**What the task requires**
Edit the data from the start through the line containing "- isotherm-label: -50: [508, 71, 537, 100]", inclusive, changing "wind-barb-staff" to "wind-barb-shaft" and leaving everything else unchanged.

#### Provided records ####

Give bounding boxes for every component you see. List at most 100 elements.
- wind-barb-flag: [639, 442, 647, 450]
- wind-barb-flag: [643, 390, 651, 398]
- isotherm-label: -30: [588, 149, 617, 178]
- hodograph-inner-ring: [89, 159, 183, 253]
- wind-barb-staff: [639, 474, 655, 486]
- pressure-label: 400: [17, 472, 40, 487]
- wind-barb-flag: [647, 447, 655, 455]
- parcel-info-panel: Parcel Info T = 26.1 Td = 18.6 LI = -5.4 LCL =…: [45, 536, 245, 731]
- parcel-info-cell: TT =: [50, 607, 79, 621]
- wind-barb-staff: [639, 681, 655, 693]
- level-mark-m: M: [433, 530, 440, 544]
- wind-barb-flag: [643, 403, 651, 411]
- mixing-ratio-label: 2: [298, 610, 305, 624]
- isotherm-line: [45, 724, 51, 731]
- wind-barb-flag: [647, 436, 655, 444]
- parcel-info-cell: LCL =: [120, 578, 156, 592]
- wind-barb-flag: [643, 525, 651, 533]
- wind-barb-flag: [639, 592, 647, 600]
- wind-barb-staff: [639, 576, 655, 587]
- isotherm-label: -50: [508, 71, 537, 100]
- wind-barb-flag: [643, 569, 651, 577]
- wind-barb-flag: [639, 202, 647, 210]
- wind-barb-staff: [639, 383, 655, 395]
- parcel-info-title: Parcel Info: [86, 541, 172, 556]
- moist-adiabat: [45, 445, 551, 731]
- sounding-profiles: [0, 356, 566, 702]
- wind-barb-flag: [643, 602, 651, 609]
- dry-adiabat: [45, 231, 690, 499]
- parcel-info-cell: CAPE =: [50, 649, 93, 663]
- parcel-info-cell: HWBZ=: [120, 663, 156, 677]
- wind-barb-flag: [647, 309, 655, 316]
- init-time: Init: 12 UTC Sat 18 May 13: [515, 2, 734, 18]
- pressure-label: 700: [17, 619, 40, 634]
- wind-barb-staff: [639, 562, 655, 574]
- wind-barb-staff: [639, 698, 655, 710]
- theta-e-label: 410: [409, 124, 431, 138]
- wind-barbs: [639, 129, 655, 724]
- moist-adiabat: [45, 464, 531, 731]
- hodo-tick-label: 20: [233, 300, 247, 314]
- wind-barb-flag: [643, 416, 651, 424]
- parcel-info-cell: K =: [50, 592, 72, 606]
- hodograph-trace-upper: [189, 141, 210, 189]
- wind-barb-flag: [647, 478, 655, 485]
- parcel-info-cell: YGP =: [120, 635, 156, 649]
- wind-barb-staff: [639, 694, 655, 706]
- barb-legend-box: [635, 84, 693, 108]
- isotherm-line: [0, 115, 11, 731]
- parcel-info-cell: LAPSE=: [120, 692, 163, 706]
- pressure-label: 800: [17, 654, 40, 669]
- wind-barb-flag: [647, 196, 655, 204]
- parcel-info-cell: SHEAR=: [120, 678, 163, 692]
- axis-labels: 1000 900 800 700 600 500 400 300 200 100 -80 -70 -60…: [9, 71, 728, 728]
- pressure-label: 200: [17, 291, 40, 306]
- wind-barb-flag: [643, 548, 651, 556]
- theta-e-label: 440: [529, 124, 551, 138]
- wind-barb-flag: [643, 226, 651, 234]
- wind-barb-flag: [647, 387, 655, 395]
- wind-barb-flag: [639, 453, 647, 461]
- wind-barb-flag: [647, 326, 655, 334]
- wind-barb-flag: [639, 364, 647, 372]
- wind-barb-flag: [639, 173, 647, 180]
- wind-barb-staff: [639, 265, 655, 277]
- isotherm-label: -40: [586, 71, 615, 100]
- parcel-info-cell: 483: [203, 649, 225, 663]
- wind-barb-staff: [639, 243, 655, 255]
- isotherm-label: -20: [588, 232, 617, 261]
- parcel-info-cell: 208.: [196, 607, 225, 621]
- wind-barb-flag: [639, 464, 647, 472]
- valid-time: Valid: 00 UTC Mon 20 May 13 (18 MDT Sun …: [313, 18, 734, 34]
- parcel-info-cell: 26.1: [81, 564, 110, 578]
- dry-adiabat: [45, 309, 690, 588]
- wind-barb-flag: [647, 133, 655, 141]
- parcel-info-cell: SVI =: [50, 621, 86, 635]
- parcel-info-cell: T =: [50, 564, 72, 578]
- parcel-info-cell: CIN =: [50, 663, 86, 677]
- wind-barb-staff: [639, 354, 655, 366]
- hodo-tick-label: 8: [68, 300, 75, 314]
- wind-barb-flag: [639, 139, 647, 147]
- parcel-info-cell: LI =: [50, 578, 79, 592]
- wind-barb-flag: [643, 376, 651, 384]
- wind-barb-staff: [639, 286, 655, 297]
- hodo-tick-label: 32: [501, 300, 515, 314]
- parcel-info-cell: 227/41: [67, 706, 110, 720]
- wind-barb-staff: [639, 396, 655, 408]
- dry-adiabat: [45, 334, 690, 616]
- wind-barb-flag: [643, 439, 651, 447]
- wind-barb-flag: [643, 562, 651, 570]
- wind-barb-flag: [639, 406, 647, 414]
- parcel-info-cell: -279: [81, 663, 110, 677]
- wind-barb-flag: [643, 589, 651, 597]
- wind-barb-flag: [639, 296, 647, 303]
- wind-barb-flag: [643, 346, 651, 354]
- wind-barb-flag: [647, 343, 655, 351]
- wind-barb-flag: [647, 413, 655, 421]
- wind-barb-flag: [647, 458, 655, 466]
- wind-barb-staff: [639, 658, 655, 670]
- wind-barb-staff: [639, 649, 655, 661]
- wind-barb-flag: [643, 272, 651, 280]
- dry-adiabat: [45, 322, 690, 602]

####

**Response for this exercise**
Give bounding boxes for every component you see. List at most 100 elements.
- wind-barb-flag: [639, 442, 647, 450]
- wind-barb-flag: [643, 390, 651, 398]
- isotherm-label: -30: [588, 149, 617, 178]
- hodograph-inner-ring: [89, 159, 183, 253]
- wind-barb-shaft: [639, 474, 655, 486]
- pressure-label: 400: [17, 472, 40, 487]
- wind-barb-flag: [647, 447, 655, 455]
- parcel-info-panel: Parcel Info T = 26.1 Td = 18.6 LI = -5.4 LCL =…: [45, 536, 245, 731]
- parcel-info-cell: TT =: [50, 607, 79, 621]
- wind-barb-shaft: [639, 681, 655, 693]
- level-mark-m: M: [433, 530, 440, 544]
- wind-barb-flag: [643, 403, 651, 411]
- mixing-ratio-label: 2: [298, 610, 305, 624]
- isotherm-line: [45, 724, 51, 731]
- wind-barb-flag: [647, 436, 655, 444]
- parcel-info-cell: LCL =: [120, 578, 156, 592]
- wind-barb-flag: [643, 525, 651, 533]
- wind-barb-flag: [639, 592, 647, 600]
- wind-barb-shaft: [639, 576, 655, 587]
- isotherm-label: -50: [508, 71, 537, 100]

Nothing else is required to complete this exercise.